#### [Brief]
Copy out the whole listing exactly as written, leaving the pictures behind.

(Recorded data)

★ ★ ★ ★ ★ ★ ★

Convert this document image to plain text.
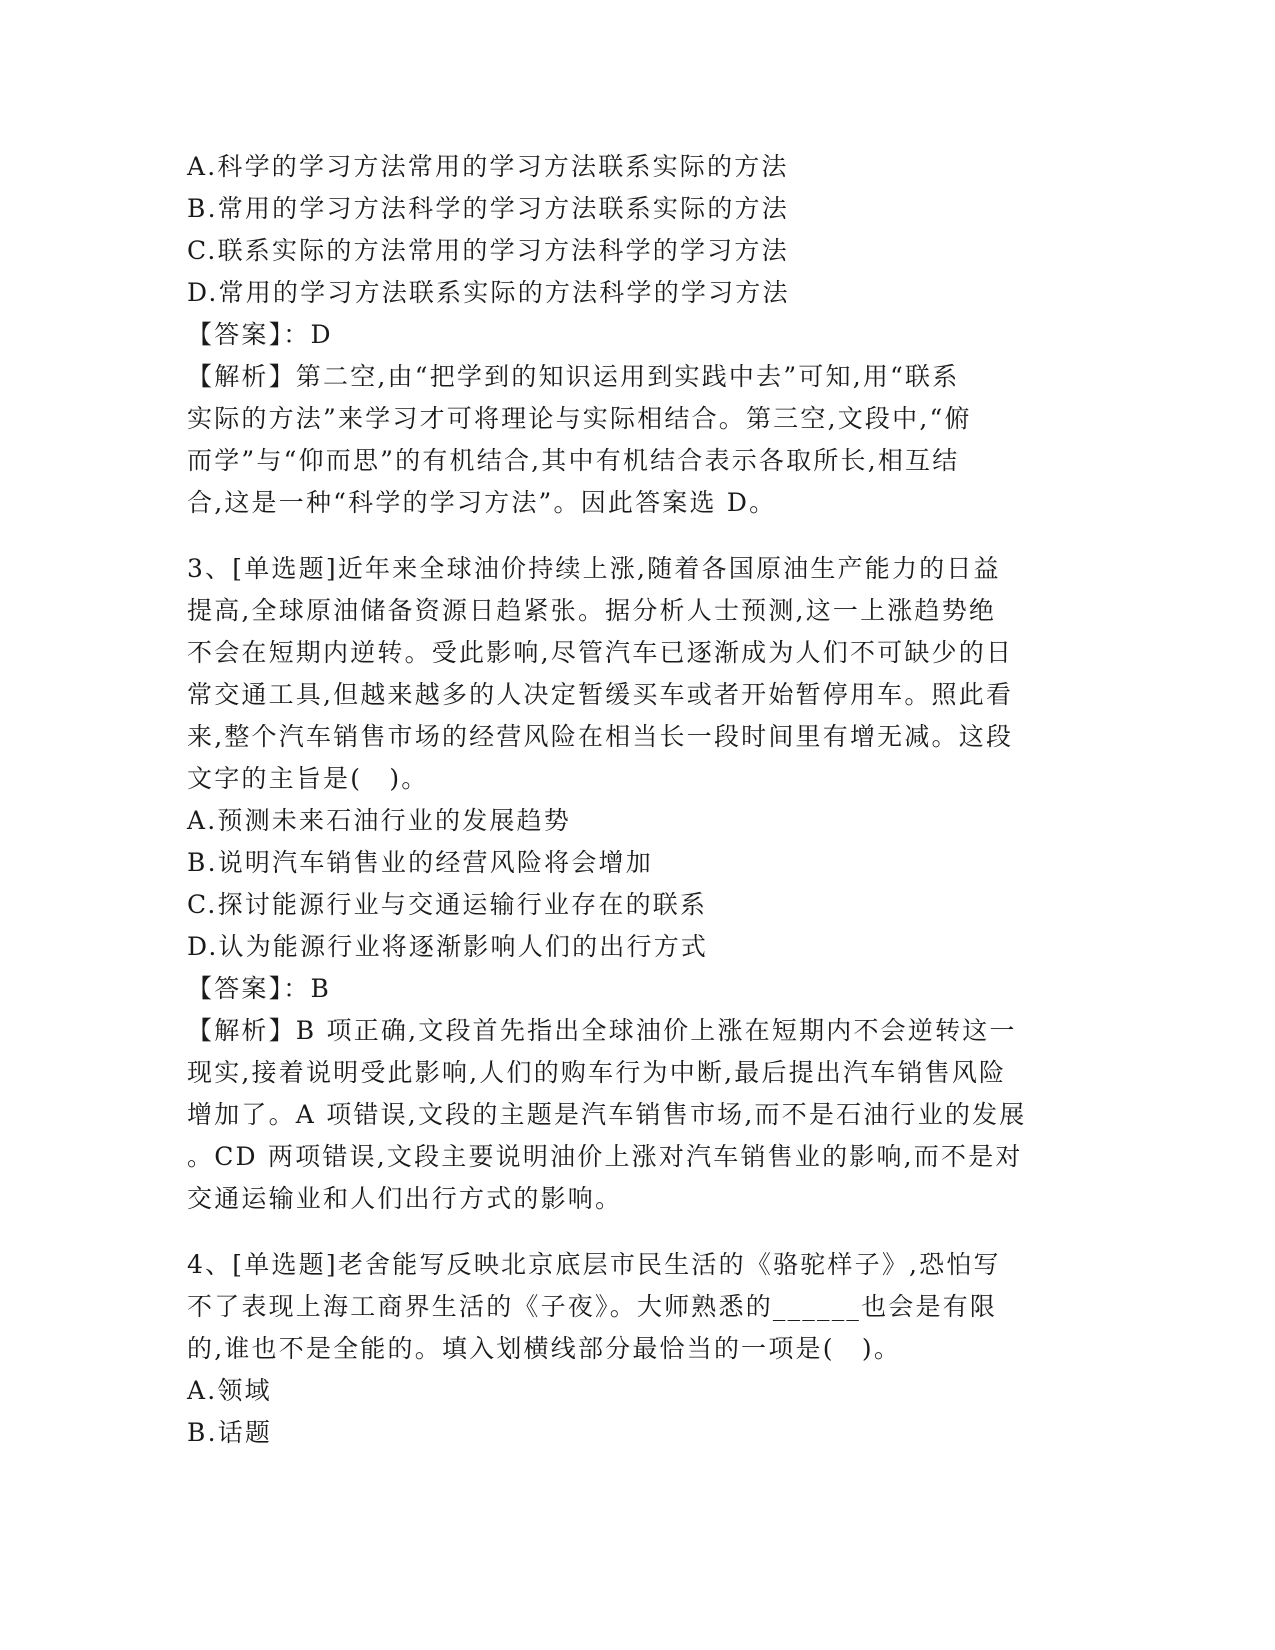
A.科学的学习方法常用的学习方法联系实际的方法
B.常用的学习方法科学的学习方法联系实际的方法
C.联系实际的方法常用的学习方法科学的学习方法
D.常用的学习方法联系实际的方法科学的学习方法
【答案】：D
【解析】第二空,由“把学到的知识运用到实践中去”可知,用“联系
实际的方法”来学习才可将理论与实际相结合。第三空,文段中,“俯
而学”与“仰而思”的有机结合,其中有机结合表示各取所长,相互结
合,这是一种“科学的学习方法”。因此答案选 D。
3、[单选题]近年来全球油价持续上涨,随着各国原油生产能力的日益
提高,全球原油储备资源日趋紧张。据分析人士预测,这一上涨趋势绝
不会在短期内逆转。受此影响,尽管汽车已逐渐成为人们不可缺少的日
常交通工具,但越来越多的人决定暂缓买车或者开始暂停用车。照此看
来,整个汽车销售市场的经营风险在相当长一段时间里有增无减。这段
文字的主旨是(　)。
A.预测未来石油行业的发展趋势
B.说明汽车销售业的经营风险将会增加
C.探讨能源行业与交通运输行业存在的联系
D.认为能源行业将逐渐影响人们的出行方式
【答案】：B
【解析】B 项正确,文段首先指出全球油价上涨在短期内不会逆转这一
现实,接着说明受此影响,人们的购车行为中断,最后提出汽车销售风险
增加了。A 项错误,文段的主题是汽车销售市场,而不是石油行业的发展
。CD 两项错误,文段主要说明油价上涨对汽车销售业的影响,而不是对
交通运输业和人们出行方式的影响。
4、[单选题]老舍能写反映北京底层市民生活的《骆驼样子》,恐怕写
不了表现上海工商界生活的《子夜》。大师熟悉的______也会是有限
的,谁也不是全能的。填入划横线部分最恰当的一项是(　)。
A.领域
B.话题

★ ★ ★ ★ ★ ★ ★

#### [Task output]
Convert this document image to plain text.
A.科学的学习方法常用的学习方法联系实际的方法
B.常用的学习方法科学的学习方法联系实际的方法
C.联系实际的方法常用的学习方法科学的学习方法
D.常用的学习方法联系实际的方法科学的学习方法
【答案】：D
【解析】第二空,由“把学到的知识运用到实践中去”可知,用“联系
实际的方法”来学习才可将理论与实际相结合。第三空,文段中,“俯
而学”与“仰而思”的有机结合,其中有机结合表示各取所长,相互结
合,这是一种“科学的学习方法”。因此答案选 D。
3、[单选题]近年来全球油价持续上涨,随着各国原油生产能力的日益
提高,全球原油储备资源日趋紧张。据分析人士预测,这一上涨趋势绝
不会在短期内逆转。受此影响,尽管汽车已逐渐成为人们不可缺少的日
常交通工具,但越来越多的人决定暂缓买车或者开始暂停用车。照此看
来,整个汽车销售市场的经营风险在相当长一段时间里有增无减。这段
文字的主旨是(　)。
A.预测未来石油行业的发展趋势
B.说明汽车销售业的经营风险将会增加
C.探讨能源行业与交通运输行业存在的联系
D.认为能源行业将逐渐影响人们的出行方式
【答案】：B
【解析】B 项正确,文段首先指出全球油价上涨在短期内不会逆转这一
现实,接着说明受此影响,人们的购车行为中断,最后提出汽车销售风险
增加了。A 项错误,文段的主题是汽车销售市场,而不是石油行业的发展
。CD 两项错误,文段主要说明油价上涨对汽车销售业的影响,而不是对
交通运输业和人们出行方式的影响。
4、[单选题]老舍能写反映北京底层市民生活的《骆驼样子》,恐怕写
不了表现上海工商界生活的《子夜》。大师熟悉的______也会是有限
的,谁也不是全能的。填入划横线部分最恰当的一项是(　)。
A.领域
B.话题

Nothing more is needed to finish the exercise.